=== Extracted data entries ===
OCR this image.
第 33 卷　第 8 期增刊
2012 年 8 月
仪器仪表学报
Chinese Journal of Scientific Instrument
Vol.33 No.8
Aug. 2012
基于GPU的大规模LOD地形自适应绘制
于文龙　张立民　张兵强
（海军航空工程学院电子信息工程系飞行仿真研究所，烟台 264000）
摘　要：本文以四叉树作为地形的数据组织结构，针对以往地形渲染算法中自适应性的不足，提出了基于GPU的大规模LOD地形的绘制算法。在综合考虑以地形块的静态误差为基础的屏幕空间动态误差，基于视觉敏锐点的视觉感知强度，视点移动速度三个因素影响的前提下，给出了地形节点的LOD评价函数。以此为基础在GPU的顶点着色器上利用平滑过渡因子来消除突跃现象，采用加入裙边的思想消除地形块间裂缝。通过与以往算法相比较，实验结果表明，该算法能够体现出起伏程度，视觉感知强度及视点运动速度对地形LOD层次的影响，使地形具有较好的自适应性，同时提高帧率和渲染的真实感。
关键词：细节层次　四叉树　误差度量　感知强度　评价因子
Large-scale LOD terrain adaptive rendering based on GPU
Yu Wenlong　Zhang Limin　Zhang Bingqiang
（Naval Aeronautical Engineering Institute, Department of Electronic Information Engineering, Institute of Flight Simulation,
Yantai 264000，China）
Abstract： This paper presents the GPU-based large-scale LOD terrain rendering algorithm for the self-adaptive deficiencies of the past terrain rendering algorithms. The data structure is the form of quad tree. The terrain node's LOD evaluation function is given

--

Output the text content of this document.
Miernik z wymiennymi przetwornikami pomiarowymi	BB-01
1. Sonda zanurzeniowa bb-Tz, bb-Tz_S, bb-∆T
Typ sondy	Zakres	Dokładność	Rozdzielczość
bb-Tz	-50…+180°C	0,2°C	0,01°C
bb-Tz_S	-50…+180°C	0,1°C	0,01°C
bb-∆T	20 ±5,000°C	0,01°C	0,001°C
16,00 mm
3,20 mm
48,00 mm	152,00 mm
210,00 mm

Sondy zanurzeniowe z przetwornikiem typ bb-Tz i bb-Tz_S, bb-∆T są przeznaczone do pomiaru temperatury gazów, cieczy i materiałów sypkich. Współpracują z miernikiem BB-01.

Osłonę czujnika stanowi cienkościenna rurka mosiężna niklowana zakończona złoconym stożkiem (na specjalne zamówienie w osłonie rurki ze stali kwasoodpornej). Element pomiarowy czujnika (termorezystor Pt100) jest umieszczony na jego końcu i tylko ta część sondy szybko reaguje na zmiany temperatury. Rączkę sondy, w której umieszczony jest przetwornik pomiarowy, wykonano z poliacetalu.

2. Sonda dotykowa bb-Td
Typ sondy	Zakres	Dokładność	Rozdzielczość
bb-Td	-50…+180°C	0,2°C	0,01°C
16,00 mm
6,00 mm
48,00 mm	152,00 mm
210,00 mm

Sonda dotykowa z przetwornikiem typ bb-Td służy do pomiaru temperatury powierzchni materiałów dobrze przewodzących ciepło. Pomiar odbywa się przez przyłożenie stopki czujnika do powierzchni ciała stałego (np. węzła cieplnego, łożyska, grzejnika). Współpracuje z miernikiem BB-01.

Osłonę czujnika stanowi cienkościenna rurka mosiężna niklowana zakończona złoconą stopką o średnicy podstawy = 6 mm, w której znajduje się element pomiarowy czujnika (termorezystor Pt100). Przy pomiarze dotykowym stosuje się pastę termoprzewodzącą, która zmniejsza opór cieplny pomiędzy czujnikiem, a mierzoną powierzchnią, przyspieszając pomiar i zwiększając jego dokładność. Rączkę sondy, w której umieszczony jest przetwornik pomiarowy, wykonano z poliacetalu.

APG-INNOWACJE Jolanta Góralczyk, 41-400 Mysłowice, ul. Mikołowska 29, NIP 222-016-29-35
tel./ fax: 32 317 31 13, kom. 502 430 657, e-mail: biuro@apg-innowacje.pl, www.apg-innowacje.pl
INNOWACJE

=== What the task asks ===
Search the records above for the string "pomiaru". Copy every line that contains it.

=== Solution to the exercise ===
Sondy zanurzeniowe z przetwornikiem typ bb-Tz i bb-Tz_S, bb-∆T są przeznaczone do pomiaru temperatury gazów, cieczy i materiałów sypkich. Współpracują z miernikiem BB-01.
Sonda dotykowa z przetwornikiem typ bb-Td służy do pomiaru temperatury powierzchni materiałów dobrze przewodzących ciepło. Pomiar odbywa się przez przyłożenie stopki czujnika do powierzchni ciała stałego (np. węzła cieplnego, łożyska, grzejnika). Współpracuje z miernikiem BB-01.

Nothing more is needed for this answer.